── DOCUMENT EXTRACT

This new move has numerous wide-reaching implications.

Fitness wearable sales

The wearables market is currently a pretty small one. It optimistically represents about 2 percent of the billion or so smartphones shipped last year. This means that there's huge potential for growth, especially where corporations are buying them by the thousands.

According to Parks Associates, 22 million fitness-tracking devices will be sold this year, and this is set to increase to 66 million by 2018, with corporate-wellness programs accounting for a third of that.

On top of this, think of the replacement market, and sales from people seeing other people wearing them. People want what they see other people using, and health-related success stories will also help fuel sales.

This is a huge market opening out in front of the fitness wearables players.

The Apple connection

Apple is clearly heading into the health and fitness industry. Not only has it integrated HealthKit into iOS 8 which will act as a repository for user's health and fitness data, but there are persistent and compelling rumors that the Cupertino giant is preparing a wearable that will include health and fitness related features.

This, along with the huge iOS user base, puts Apple in a strong position to take advantage of the fitness wearables wave. Even if Apple doesn't have a device in the pipe, HealthKit will be present on hundreds of millions of devices, and this will offer a single place for users to store a whole raft of health and fitness related data.

HealthKit is likely to allow users to upload information into their electronic health record, and this is likely to be helpful for employers and insurers, which will expand iOS penetration into the workplace, and increase use of wearables to track employee fitness.  

Privacy and security

"You didn't sleep very well last night, did you Jenkins. What was up?"

People are on the whole careless about their personal data. This accounts for the success of social media and how we get people uploading photos of their credit and debit cards to the web. But at the same time some people will be particularly sensitive to their personal health information being open to snooping.

At a time when there's a lot of uncertainty and ambiguity related to BYOD, throwing health and fitness data into the mix will undoubtedly throw up a whole raft of issues. Here are just a few:

  • How much access do we want our employers to have to out medical data?
  • How much access to our daily activities do we want our employers and insurers having?
  • Just how securely will this data be stored?

────
── SOURCE DATA

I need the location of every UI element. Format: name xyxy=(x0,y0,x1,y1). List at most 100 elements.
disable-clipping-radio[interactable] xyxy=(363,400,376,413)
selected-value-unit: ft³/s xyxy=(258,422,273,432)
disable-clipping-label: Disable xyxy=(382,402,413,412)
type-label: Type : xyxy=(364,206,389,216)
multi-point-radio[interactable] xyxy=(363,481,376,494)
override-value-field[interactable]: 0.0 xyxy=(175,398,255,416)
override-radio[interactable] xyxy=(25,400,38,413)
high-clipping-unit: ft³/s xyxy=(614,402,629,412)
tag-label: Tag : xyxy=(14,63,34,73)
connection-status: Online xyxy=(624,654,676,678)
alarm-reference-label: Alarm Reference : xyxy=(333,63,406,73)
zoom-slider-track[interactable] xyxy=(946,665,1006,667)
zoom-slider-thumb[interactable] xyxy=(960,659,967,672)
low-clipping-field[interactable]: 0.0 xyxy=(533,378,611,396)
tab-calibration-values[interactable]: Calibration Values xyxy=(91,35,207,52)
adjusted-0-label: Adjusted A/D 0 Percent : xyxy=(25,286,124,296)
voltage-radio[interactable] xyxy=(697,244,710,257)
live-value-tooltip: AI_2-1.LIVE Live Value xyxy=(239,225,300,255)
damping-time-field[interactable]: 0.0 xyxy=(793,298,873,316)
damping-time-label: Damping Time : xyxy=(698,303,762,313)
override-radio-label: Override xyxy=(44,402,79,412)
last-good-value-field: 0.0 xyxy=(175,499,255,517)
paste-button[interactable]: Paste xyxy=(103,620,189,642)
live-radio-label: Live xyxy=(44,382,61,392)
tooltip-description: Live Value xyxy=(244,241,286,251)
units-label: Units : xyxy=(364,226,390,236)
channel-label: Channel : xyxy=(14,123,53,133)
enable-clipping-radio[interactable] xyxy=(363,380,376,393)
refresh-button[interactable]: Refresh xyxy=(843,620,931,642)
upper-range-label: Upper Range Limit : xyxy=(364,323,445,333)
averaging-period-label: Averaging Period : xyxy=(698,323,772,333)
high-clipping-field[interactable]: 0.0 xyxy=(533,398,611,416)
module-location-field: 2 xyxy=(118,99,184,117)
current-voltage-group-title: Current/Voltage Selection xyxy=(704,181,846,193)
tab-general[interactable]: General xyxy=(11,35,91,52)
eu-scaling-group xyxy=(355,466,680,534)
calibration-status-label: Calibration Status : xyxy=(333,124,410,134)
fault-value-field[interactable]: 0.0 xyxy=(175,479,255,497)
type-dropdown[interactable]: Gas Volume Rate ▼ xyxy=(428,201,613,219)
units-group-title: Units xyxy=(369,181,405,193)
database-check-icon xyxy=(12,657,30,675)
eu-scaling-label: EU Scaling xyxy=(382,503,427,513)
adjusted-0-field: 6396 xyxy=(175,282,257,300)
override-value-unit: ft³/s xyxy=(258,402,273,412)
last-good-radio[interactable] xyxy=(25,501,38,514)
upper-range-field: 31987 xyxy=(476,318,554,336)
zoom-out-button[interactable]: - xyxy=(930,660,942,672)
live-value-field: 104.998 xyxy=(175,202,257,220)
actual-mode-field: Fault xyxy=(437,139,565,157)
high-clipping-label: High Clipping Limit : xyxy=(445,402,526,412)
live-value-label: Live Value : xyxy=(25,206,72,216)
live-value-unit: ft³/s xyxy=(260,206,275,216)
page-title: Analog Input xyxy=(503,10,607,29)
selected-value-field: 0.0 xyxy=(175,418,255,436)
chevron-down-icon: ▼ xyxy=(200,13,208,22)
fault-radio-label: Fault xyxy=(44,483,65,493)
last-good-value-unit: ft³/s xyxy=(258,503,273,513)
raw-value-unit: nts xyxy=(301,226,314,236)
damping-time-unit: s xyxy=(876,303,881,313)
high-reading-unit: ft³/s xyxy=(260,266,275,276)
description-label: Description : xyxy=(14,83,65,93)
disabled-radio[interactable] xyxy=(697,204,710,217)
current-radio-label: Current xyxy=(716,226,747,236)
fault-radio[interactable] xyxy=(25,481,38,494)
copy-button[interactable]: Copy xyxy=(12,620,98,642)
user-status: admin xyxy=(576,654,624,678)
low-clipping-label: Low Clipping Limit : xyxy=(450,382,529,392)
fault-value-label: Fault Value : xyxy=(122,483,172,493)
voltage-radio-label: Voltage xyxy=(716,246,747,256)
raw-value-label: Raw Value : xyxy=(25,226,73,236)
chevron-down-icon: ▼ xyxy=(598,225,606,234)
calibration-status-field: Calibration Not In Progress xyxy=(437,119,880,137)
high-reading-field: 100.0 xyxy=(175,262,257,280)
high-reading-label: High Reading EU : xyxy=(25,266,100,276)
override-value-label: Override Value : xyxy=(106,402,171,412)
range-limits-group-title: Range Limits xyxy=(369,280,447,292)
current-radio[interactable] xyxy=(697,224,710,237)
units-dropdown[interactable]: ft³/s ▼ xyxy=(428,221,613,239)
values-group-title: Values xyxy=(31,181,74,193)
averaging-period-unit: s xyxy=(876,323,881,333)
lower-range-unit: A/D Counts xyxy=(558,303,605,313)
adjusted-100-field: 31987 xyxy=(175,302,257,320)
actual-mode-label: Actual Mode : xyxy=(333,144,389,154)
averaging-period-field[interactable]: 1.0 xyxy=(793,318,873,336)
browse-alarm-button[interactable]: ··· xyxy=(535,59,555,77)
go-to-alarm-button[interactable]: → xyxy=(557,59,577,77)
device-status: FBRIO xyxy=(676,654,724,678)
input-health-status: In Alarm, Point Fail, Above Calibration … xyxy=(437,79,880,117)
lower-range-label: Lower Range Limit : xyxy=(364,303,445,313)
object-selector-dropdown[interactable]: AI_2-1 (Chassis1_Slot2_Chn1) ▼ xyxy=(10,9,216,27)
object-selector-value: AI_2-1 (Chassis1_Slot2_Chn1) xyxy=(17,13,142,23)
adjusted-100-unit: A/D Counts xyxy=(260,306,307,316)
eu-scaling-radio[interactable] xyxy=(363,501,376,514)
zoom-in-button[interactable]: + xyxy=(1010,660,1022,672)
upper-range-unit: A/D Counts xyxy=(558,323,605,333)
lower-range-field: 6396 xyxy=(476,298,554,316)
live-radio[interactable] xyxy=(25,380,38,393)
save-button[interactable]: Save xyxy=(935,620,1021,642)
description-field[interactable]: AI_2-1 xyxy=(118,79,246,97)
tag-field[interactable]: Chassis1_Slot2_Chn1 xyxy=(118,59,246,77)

────

§ WHAT TO DO
1. In the article on fitness wearables, rewrite the passage starting with "HealthKit is likely" and going on through "track employee fitness.", putting "companies and insurers" where "employers and insurers" stands.
2. Pick up the article on fitness wearables after its final line and keep writing.

§ PER-TASK OUTPUTS
1.
HealthKit is likely to allow users to upload information into their electronic health record, and this is likely to be helpful for companies and insurers, which will expand iOS penetration into the workplace, and increase use of wearables to track employee fitness.

2.
  • Do we want this sort of personal information stored on a BYOD device that might be seized for legal examination in conjunction with a corporate litigation matter or other legal or security issue?

What's voluntary today can become mandatory tomorrow

Remember when BYOD was wholly an opt-in program? It's now estimated that by 2017 some 50 percent of firms will demand that employees make use of BYOD.

How long until fitness wearables become mandatory? Sounds crazy, but so does the idea that you'd have to take personal devices to work and those devices could be seized as a result of your company finding itself in a legal tarpit.

And if companies can negotiate better deals with insurers if they can show that their employees are taking steps to get fit – pardon the pun – then there's a strong incentive to push fitness wearables onto employees.

I can see governments around the world having to write reams of new laws to accommodate this.

Step fraud

How long until people attach their Fitbit to their cat or pay the local paperboy to carry their UP around in order to rack up a few extra miles? It took me all of five seconds to think of that.

If people can make savings in the thousands, then expect some people to find inventive – and undoubtedly fraudulent – ways to accumulate miles.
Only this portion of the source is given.